» What is asked:
Count how many lines hold the word "jogosultnak" and give that number as the whole answer.

» Data provided:

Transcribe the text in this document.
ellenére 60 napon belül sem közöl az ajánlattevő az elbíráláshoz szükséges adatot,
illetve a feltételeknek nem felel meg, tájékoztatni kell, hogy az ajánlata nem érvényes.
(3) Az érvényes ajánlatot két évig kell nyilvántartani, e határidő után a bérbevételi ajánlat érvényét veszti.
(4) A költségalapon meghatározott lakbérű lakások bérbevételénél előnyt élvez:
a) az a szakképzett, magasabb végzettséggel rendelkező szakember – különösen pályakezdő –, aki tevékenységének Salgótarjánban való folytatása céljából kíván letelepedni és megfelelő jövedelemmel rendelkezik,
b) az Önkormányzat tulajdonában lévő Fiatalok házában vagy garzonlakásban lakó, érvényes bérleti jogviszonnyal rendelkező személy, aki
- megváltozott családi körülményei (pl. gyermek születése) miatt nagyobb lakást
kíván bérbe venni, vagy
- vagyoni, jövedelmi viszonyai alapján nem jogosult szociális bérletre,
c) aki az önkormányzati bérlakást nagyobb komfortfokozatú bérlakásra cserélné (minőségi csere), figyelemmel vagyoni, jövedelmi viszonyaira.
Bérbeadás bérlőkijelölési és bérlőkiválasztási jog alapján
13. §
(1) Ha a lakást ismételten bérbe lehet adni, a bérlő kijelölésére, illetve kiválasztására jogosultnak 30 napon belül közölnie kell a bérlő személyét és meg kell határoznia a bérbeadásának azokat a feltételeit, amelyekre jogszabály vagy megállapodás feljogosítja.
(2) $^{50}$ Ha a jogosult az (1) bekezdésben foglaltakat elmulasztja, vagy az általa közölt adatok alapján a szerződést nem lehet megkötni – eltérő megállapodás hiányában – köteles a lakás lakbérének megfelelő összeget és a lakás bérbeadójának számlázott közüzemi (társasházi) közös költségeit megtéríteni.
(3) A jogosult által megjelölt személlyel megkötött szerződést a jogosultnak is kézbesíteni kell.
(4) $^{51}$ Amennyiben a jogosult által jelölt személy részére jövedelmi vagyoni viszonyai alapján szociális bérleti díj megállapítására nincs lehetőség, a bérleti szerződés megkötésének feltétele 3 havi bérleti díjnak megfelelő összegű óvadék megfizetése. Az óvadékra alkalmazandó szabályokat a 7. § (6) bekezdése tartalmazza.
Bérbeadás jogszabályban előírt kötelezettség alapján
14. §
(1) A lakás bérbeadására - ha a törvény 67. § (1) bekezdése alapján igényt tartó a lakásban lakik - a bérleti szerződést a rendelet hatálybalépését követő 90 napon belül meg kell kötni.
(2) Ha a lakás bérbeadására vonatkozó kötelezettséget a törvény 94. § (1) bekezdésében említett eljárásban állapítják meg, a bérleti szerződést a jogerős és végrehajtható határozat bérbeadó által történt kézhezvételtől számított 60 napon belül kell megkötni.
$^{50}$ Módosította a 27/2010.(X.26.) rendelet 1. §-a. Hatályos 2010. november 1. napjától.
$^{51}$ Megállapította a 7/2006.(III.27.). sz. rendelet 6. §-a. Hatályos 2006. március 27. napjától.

» Response for this exercise:
2